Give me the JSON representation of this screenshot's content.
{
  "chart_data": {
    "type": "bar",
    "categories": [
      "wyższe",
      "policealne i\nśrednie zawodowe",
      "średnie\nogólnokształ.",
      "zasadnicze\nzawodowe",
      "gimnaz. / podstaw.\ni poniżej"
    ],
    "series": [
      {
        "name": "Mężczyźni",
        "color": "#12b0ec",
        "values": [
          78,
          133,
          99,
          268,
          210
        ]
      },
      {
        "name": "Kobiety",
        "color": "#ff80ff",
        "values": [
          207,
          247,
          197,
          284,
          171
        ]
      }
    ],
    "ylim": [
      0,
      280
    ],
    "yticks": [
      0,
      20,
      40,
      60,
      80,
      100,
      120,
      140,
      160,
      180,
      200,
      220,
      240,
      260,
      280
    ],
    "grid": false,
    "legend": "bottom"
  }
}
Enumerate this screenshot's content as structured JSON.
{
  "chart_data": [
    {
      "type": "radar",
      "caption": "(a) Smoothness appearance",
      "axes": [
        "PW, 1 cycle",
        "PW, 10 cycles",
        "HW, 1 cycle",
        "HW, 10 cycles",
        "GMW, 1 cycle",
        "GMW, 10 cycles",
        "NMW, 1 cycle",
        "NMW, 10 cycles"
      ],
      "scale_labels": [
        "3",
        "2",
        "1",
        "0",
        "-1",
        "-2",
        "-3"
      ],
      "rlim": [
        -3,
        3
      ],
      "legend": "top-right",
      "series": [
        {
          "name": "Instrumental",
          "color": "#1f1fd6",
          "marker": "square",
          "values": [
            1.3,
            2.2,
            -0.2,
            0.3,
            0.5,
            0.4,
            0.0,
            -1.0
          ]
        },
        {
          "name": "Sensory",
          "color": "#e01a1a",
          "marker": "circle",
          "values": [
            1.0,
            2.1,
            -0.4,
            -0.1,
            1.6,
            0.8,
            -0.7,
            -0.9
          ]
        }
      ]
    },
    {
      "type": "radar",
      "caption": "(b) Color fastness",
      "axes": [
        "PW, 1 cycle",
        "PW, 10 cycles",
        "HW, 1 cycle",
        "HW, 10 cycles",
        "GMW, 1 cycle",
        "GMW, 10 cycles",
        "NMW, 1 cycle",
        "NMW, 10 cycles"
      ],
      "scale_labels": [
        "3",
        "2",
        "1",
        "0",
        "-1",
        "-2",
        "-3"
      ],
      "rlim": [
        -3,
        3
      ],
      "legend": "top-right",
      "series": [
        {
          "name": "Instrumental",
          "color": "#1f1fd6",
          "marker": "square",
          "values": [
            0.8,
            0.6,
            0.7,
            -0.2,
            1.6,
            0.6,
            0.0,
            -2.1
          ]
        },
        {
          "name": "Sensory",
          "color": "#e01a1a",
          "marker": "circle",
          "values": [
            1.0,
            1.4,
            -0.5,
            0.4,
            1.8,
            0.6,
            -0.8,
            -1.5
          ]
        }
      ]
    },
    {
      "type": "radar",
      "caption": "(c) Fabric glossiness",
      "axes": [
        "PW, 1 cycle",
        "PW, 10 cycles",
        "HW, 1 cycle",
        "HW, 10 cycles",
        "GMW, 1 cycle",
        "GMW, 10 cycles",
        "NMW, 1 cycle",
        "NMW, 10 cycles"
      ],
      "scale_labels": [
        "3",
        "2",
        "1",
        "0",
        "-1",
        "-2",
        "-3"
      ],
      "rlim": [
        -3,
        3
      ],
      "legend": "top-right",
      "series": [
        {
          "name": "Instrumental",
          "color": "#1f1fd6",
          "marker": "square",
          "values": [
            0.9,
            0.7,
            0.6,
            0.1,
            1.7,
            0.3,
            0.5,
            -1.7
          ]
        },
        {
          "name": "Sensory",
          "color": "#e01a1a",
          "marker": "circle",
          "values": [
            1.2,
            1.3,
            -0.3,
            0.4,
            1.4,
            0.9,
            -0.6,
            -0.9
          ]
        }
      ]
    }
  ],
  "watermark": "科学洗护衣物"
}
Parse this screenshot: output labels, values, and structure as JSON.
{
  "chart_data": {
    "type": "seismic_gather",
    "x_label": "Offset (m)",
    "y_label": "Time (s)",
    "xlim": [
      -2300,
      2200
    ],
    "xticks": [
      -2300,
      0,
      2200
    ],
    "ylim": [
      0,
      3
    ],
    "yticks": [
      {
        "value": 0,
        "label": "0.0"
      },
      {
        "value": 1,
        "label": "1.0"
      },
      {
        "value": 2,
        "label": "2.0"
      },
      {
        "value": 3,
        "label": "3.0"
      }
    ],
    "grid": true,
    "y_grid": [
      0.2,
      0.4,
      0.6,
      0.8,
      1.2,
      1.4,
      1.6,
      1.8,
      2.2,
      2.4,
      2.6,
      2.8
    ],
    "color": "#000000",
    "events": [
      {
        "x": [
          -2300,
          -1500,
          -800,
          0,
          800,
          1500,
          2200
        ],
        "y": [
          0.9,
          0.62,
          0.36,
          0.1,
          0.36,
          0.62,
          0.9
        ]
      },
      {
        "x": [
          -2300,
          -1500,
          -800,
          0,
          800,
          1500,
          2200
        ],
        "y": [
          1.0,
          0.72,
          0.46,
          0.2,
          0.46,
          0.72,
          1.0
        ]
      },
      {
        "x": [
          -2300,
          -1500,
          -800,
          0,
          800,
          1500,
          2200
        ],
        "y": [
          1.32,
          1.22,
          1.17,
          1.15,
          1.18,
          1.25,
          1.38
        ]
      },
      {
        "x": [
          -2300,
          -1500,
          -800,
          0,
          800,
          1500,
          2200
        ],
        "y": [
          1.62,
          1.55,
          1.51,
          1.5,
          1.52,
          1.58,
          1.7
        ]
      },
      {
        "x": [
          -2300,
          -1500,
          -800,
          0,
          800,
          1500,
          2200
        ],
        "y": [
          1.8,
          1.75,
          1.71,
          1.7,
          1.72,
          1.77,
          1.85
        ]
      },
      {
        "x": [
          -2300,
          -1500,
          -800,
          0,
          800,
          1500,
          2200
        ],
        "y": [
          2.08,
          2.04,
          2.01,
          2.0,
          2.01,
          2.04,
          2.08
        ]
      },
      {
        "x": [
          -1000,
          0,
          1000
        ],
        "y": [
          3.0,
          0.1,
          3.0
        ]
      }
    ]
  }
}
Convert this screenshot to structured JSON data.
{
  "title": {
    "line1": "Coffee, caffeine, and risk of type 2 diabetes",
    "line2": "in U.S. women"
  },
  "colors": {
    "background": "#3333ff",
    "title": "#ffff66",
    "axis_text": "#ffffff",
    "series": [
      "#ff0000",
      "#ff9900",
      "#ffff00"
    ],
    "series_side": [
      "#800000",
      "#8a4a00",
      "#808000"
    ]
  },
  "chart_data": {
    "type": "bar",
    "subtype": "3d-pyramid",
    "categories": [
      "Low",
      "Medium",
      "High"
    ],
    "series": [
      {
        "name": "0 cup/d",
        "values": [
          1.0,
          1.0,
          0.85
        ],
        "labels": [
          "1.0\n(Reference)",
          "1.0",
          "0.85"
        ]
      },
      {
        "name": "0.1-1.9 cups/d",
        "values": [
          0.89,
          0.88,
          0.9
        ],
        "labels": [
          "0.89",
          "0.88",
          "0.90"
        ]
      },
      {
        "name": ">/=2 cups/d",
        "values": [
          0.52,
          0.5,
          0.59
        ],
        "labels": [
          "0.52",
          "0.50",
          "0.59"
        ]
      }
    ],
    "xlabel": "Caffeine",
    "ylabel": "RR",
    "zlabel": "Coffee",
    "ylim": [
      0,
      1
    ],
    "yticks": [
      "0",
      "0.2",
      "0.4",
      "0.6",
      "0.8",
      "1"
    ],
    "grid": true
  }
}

****************************************

* Instructions for the task
Copy each record from above exactly, and include every line.

* Full solution
Give me the JSON representation of this screenshot's content.
{
  "chart_data": {
    "type": "bar",
    "categories": [
      "wyższe",
      "policealne i\nśrednie zawodowe",
      "średnie\nogólnokształ.",
      "zasadnicze\nzawodowe",
      "gimnaz. / podstaw.\ni poniżej"
    ],
    "series": [
      {
        "name": "Mężczyźni",
        "color": "#12b0ec",
        "values": [
          78,
          133,
          99,
          268,
          210
        ]
      },
      {
        "name": "Kobiety",
        "color": "#ff80ff",
        "values": [
          207,
          247,
          197,
          284,
          171
        ]
      }
    ],
    "ylim": [
      0,
      280
    ],
    "yticks": [
      0,
      20,
      40,
      60,
      80,
      100,
      120,
      140,
      160,
      180,
      200,
      220,
      240,
      260,
      280
    ],
    "grid": false,
    "legend": "bottom"
  }
}
Enumerate this screenshot's content as structured JSON.
{
  "chart_data": [
    {
      "type": "radar",
      "caption": "(a) Smoothness appearance",
      "axes": [
        "PW, 1 cycle",
        "PW, 10 cycles",
        "HW, 1 cycle",
        "HW, 10 cycles",
        "GMW, 1 cycle",
        "GMW, 10 cycles",
        "NMW, 1 cycle",
        "NMW, 10 cycles"
      ],
      "scale_labels": [
        "3",
        "2",
        "1",
        "0",
        "-1",
        "-2",
        "-3"
      ],
      "rlim": [
        -3,
        3
      ],
      "legend": "top-right",
      "series": [
        {
          "name": "Instrumental",
          "color": "#1f1fd6",
          "marker": "square",
          "values": [
            1.3,
            2.2,
            -0.2,
            0.3,
            0.5,
            0.4,
            0.0,
            -1.0
          ]
        },
        {
          "name": "Sensory",
          "color": "#e01a1a",
          "marker": "circle",
          "values": [
            1.0,
            2.1,
            -0.4,
            -0.1,
            1.6,
            0.8,
            -0.7,
            -0.9
          ]
        }
      ]
    },
    {
      "type": "radar",
      "caption": "(b) Color fastness",
      "axes": [
        "PW, 1 cycle",
        "PW, 10 cycles",
        "HW, 1 cycle",
        "HW, 10 cycles",
        "GMW, 1 cycle",
        "GMW, 10 cycles",
        "NMW, 1 cycle",
        "NMW, 10 cycles"
      ],
      "scale_labels": [
        "3",
        "2",
        "1",
        "0",
        "-1",
        "-2",
        "-3"
      ],
      "rlim": [
        -3,
        3
      ],
      "legend": "top-right",
      "series": [
        {
          "name": "Instrumental",
          "color": "#1f1fd6",
          "marker": "square",
          "values": [
            0.8,
            0.6,
            0.7,
            -0.2,
            1.6,
            0.6,
            0.0,
            -2.1
          ]
        },
        {
          "name": "Sensory",
          "color": "#e01a1a",
          "marker": "circle",
          "values": [
            1.0,
            1.4,
            -0.5,
            0.4,
            1.8,
            0.6,
            -0.8,
            -1.5
          ]
        }
      ]
    },
    {
      "type": "radar",
      "caption": "(c) Fabric glossiness",
      "axes": [
        "PW, 1 cycle",
        "PW, 10 cycles",
        "HW, 1 cycle",
        "HW, 10 cycles",
        "GMW, 1 cycle",
        "GMW, 10 cycles",
        "NMW, 1 cycle",
        "NMW, 10 cycles"
      ],
      "scale_labels": [
        "3",
        "2",
        "1",
        "0",
        "-1",
        "-2",
        "-3"
      ],
      "rlim": [
        -3,
        3
      ],
      "legend": "top-right",
      "series": [
        {
          "name": "Instrumental",
          "color": "#1f1fd6",
          "marker": "square",
          "values": [
            0.9,
            0.7,
            0.6,
            0.1,
            1.7,
            0.3,
            0.5,
            -1.7
          ]
        },
        {
          "name": "Sensory",
          "color": "#e01a1a",
          "marker": "circle",
          "values": [
            1.2,
            1.3,
            -0.3,
            0.4,
            1.4,
            0.9,
            -0.6,
            -0.9
          ]
        }
      ]
    }
  ],
  "watermark": "科学洗护衣物"
}
Parse this screenshot: output labels, values, and structure as JSON.
{
  "chart_data": {
    "type": "seismic_gather",
    "x_label": "Offset (m)",
    "y_label": "Time (s)",
    "xlim": [
      -2300,
      2200
    ],
    "xticks": [
      -2300,
      0,
      2200
    ],
    "ylim": [
      0,
      3
    ],
    "yticks": [
      {
        "value": 0,
        "label": "0.0"
      },
      {
        "value": 1,
        "label": "1.0"
      },
      {
        "value": 2,
        "label": "2.0"
      },
      {
        "value": 3,
        "label": "3.0"
      }
    ],
    "grid": true,
    "y_grid": [
      0.2,
      0.4,
      0.6,
      0.8,
      1.2,
      1.4,
      1.6,
      1.8,
      2.2,
      2.4,
      2.6,
      2.8
    ],
    "color": "#000000",
    "events": [
      {
        "x": [
          -2300,
          -1500,
          -800,
          0,
          800,
          1500,
          2200
        ],
        "y": [
          0.9,
          0.62,
          0.36,
          0.1,
          0.36,
          0.62,
          0.9
        ]
      },
      {
        "x": [
          -2300,
          -1500,
          -800,
          0,
          800,
          1500,
          2200
        ],
        "y": [
          1.0,
          0.72,
          0.46,
          0.2,
          0.46,
          0.72,
          1.0
        ]
      },
      {
        "x": [
          -2300,
          -1500,
          -800,
          0,
          800,
          1500,
          2200
        ],
        "y": [
          1.32,
          1.22,
          1.17,
          1.15,
          1.18,
          1.25,
          1.38
        ]
      },
      {
        "x": [
          -2300,
          -1500,
          -800,
          0,
          800,
          1500,
          2200
        ],
        "y": [
          1.62,
          1.55,
          1.51,
          1.5,
          1.52,
          1.58,
          1.7
        ]
      },
      {
        "x": [
          -2300,
          -1500,
          -800,
          0,
          800,
          1500,
          2200
        ],
        "y": [
          1.8,
          1.75,
          1.71,
          1.7,
          1.72,
          1.77,
          1.85
        ]
      },
      {
        "x": [
          -2300,
          -1500,
          -800,
          0,
          800,
          1500,
          2200
        ],
        "y": [
          2.08,
          2.04,
          2.01,
          2.0,
          2.01,
          2.04,
          2.08
        ]
      },
      {
        "x": [
          -1000,
          0,
          1000
        ],
        "y": [
          3.0,
          0.1,
          3.0
        ]
      }
    ]
  }
}
Convert this screenshot to structured JSON data.
{
  "title": {
    "line1": "Coffee, caffeine, and risk of type 2 diabetes",
    "line2": "in U.S. women"
  },
  "colors": {
    "background": "#3333ff",
    "title": "#ffff66",
    "axis_text": "#ffffff",
    "series": [
      "#ff0000",
      "#ff9900",
      "#ffff00"
    ],
    "series_side": [
      "#800000",
      "#8a4a00",
      "#808000"
    ]
  },
  "chart_data": {
    "type": "bar",
    "subtype": "3d-pyramid",
    "categories": [
      "Low",
      "Medium",
      "High"
    ],
    "series": [
      {
        "name": "0 cup/d",
        "values": [
          1.0,
          1.0,
          0.85
        ],
        "labels": [
          "1.0\n(Reference)",
          "1.0",
          "0.85"
        ]
      },
      {
        "name": "0.1-1.9 cups/d",
        "values": [
          0.89,
          0.88,
          0.9
        ],
        "labels": [
          "0.89",
          "0.88",
          "0.90"
        ]
      },
      {
        "name": ">/=2 cups/d",
        "values": [
          0.52,
          0.5,
          0.59
        ],
        "labels": [
          "0.52",
          "0.50",
          "0.59"
        ]
      }
    ],
    "xlabel": "Caffeine",
    "ylabel": "RR",
    "zlabel": "Coffee",
    "ylim": [
      0,
      1
    ],
    "yticks": [
      "0",
      "0.2",
      "0.4",
      "0.6",
      "0.8",
      "1"
    ],
    "grid": true
  }
}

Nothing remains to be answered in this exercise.